# [Stated task]
State how many lines in the listing below include the word "JSON", and add nothing besides the number.

# [Record set]
■ ■ ■

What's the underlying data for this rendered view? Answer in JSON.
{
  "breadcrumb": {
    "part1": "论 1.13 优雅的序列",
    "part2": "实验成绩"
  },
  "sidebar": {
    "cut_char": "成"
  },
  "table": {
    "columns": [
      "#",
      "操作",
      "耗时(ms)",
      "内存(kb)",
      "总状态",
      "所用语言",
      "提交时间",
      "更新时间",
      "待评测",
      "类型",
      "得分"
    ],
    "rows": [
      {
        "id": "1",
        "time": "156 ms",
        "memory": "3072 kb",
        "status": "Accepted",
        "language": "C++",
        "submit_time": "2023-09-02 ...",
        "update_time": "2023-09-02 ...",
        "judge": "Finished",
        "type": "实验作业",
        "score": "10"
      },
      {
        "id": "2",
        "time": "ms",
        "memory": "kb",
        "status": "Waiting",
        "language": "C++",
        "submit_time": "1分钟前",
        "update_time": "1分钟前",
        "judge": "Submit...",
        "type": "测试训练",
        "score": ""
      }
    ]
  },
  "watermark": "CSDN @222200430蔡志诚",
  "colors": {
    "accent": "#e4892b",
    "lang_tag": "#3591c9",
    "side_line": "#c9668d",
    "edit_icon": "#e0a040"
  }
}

■ ■ ■

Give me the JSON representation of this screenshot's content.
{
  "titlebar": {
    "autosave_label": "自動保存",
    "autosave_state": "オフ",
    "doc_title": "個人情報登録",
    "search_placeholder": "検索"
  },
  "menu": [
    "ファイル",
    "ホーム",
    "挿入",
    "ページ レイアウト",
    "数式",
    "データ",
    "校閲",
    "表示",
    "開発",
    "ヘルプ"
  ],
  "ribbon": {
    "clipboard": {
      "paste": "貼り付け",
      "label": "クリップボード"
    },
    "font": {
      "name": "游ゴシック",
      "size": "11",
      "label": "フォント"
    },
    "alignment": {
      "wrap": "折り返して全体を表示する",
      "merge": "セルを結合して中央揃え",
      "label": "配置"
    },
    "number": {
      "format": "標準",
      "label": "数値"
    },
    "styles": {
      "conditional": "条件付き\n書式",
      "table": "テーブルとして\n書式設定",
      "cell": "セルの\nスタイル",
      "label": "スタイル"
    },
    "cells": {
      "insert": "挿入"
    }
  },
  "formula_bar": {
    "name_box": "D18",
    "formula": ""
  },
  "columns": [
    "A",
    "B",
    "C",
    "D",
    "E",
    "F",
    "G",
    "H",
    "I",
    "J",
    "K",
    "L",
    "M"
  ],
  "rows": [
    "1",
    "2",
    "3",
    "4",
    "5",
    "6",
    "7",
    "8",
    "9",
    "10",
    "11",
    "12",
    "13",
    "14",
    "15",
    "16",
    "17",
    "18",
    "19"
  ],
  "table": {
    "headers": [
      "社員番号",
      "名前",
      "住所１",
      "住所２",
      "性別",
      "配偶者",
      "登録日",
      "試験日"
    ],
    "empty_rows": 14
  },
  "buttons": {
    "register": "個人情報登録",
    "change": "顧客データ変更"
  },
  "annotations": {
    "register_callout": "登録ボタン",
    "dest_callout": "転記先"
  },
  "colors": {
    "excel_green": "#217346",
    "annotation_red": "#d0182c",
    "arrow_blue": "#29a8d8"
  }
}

■ ■ ■

# [Answer to this problem]
2